— start —
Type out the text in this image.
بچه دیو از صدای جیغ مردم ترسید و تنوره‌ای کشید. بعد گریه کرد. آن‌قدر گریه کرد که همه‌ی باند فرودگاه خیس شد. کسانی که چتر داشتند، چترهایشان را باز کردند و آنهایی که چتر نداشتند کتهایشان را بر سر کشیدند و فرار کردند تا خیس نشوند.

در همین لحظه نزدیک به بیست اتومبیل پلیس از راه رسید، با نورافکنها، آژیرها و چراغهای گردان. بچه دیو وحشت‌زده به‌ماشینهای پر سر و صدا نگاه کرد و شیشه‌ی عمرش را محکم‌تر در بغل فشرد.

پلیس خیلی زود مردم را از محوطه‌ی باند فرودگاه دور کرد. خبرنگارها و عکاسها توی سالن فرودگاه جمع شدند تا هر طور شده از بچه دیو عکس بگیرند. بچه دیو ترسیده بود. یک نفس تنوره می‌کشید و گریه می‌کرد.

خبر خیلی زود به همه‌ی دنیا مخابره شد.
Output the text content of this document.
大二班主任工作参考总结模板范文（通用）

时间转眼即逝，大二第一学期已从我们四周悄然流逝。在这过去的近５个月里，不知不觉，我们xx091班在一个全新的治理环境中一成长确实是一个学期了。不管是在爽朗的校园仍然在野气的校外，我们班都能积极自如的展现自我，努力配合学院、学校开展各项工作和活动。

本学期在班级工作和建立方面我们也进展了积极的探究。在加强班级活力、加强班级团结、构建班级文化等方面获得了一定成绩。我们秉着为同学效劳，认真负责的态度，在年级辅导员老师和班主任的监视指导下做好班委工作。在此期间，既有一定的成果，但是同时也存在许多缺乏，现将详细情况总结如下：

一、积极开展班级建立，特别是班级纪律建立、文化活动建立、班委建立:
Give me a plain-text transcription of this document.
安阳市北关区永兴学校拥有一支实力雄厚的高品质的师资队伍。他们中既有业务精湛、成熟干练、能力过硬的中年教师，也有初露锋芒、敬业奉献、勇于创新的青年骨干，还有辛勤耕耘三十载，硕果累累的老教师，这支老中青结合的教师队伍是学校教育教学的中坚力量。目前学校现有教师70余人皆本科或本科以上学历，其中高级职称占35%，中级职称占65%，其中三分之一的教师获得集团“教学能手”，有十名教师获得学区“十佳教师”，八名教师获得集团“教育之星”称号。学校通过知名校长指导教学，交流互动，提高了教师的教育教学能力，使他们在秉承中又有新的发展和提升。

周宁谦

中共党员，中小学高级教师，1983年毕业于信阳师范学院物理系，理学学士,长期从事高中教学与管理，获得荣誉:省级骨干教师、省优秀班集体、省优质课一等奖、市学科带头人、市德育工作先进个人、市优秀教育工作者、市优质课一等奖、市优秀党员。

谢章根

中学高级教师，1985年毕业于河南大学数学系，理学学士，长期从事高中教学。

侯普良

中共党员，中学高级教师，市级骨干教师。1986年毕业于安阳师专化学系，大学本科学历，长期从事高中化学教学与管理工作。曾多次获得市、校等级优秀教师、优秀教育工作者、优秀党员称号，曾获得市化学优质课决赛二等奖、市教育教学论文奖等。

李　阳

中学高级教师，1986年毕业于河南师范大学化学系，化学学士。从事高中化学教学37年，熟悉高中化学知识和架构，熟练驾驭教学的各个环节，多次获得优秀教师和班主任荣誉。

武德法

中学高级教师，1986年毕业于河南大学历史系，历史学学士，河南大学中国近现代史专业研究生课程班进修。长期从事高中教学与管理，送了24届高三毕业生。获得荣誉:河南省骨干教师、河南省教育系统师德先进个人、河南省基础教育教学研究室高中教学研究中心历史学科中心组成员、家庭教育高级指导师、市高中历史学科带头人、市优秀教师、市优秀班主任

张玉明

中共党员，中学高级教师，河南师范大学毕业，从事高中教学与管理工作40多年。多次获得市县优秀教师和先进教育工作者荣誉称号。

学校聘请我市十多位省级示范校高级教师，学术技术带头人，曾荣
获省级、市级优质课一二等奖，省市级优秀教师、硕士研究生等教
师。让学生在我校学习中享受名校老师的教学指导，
— end —
#### What you have to do
Say how many lines of the data include the word "تنوره". Respond with the number alone.

#### Solved problem
2